* **Texto seleccionado**
Recientemente se ha demostrado que el ruido ambiental se ha relacionado con el incremento de la mortalidad por enfermedades respiratorias. El nivel de ruido diurno se asocia con un incremento significativo de la mortalidad cardiovascular y respiratoria. “En un estudio realizado sobre la población de Madrid, se observó que el incremento en un decibelio del ruido ambiental se asociaba con un aumento del 6,5% de las muertes por causa respiratoria en mayores de 65 años”, señala el experto.

Los científicos sustentan la influencia de algunos contaminantes ambientales sobre la incidencia de tromboembolismo pulmonar (TEP). Concretamente, se ha demostrado el efecto adverso del incremento de los niveles ambientales de ozono y del dióxido de nitrógeno (NO2) en desarrollo de TEP. “Un estudio publicado recientemente en la revista European Journal of Internal Medicine demuestra que un incremento de 1ug/m3 de NO2 se asocia con un aumento del 10% en el riesgo de ingreso hospitalario por TEP.

El aumento de contaminación en el ozono se relaciona con un incremento del 3% de riesgo de hospitalización por TEP”, afirma el médico. La evolución desfavorable de los niveles de contaminación ambiental está relacionada en gran parte con el exceso de producción de CO2 procedente de los sistemas convencionales de producción de energía. Según subraya González, " hay opciones de reducir el impacto0 de los contaminantes ambientales a través del uso de fuentes alternativas de energia".

* **Aplica lo leído**
A. Enumera todos los porcentajes que aparecen en el texto sobre contaminación y salud.
B. Transcribe sin cambios el tramo del texto sobre contaminación y salud que va desde "Los científicos sustentan" hasta "hospitalario por TEP.".
Las líneas no tienen relación con el texto sobre contaminación y salud.

* **Líneas extraídas**
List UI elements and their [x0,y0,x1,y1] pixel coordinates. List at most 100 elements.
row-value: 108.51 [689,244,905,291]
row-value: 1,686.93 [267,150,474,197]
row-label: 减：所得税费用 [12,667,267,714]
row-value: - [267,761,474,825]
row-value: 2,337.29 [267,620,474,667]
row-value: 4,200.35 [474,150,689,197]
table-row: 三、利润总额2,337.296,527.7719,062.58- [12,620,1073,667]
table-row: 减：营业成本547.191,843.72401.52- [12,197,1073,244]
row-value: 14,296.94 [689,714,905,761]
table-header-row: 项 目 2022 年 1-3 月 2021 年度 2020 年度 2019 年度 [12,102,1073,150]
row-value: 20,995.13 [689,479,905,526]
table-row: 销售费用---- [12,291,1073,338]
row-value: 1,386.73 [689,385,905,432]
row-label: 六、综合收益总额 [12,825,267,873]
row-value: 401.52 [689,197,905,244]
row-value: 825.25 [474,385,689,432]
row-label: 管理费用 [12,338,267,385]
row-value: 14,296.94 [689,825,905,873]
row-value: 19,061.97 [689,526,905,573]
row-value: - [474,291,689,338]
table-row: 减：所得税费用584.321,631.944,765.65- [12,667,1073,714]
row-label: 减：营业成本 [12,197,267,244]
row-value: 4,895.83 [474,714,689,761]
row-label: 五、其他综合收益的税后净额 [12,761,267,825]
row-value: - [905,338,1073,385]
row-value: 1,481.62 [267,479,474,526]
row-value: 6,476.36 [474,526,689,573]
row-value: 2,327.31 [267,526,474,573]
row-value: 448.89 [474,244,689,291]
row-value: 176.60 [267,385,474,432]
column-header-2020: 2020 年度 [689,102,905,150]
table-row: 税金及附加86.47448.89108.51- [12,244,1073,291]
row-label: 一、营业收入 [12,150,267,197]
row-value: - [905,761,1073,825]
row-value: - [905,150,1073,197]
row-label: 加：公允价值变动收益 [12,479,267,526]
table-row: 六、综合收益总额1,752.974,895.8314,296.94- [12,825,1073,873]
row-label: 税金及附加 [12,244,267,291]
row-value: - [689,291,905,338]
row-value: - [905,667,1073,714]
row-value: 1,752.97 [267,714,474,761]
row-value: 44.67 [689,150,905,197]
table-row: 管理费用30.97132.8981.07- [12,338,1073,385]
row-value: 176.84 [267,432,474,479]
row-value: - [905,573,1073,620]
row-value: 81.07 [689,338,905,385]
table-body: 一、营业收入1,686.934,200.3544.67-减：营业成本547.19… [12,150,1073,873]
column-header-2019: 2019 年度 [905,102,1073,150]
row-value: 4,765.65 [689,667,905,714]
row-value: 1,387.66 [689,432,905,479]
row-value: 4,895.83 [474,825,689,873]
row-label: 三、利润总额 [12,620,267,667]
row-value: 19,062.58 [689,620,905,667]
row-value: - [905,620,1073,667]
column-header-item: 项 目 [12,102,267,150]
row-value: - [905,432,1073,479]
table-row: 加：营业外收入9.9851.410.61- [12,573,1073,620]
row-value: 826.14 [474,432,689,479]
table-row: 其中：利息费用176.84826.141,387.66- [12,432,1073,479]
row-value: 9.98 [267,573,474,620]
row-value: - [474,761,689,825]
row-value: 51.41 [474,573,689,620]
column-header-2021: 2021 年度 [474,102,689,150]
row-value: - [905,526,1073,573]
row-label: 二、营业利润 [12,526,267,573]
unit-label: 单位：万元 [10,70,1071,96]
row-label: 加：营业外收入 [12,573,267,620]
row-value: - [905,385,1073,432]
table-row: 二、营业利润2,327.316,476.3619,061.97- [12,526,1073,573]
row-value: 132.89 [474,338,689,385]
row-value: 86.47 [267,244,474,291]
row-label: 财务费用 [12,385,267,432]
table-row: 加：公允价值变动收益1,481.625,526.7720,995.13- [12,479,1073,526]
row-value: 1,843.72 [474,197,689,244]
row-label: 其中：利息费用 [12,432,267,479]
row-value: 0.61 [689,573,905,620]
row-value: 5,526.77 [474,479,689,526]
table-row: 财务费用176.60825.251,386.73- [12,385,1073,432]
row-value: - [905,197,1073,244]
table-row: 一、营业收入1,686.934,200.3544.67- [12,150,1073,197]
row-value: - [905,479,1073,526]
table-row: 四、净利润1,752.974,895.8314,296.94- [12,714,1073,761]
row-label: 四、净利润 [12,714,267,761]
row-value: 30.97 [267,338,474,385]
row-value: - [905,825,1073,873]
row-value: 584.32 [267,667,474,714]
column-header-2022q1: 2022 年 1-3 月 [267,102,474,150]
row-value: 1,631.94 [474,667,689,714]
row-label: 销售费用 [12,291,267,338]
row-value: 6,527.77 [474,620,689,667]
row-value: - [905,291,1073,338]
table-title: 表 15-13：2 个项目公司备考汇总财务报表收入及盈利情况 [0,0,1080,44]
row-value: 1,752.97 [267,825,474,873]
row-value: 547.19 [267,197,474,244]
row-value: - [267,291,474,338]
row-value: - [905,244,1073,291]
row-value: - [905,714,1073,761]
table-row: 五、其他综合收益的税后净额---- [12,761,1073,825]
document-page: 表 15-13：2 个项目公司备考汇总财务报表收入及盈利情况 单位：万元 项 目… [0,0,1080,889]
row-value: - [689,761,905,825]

* **Respuestas por tarea**
A. 6,5%; 10%; 3%

B.
Los científicos sustentan la influencia de algunos contaminantes ambientales sobre la incidencia de tromboembolismo pulmonar (TEP). Concretamente, se ha demostrado el efecto adverso del incremento de los niveles ambientales de ozono y del dióxido de nitrógeno (NO2) en desarrollo de TEP. “Un estudio publicado recientemente en la revista European Journal of Internal Medicine demuestra que un incremento de 1ug/m3 de NO2 se asocia con un aumento del 10% en el riesgo de ingreso hospitalario por TEP.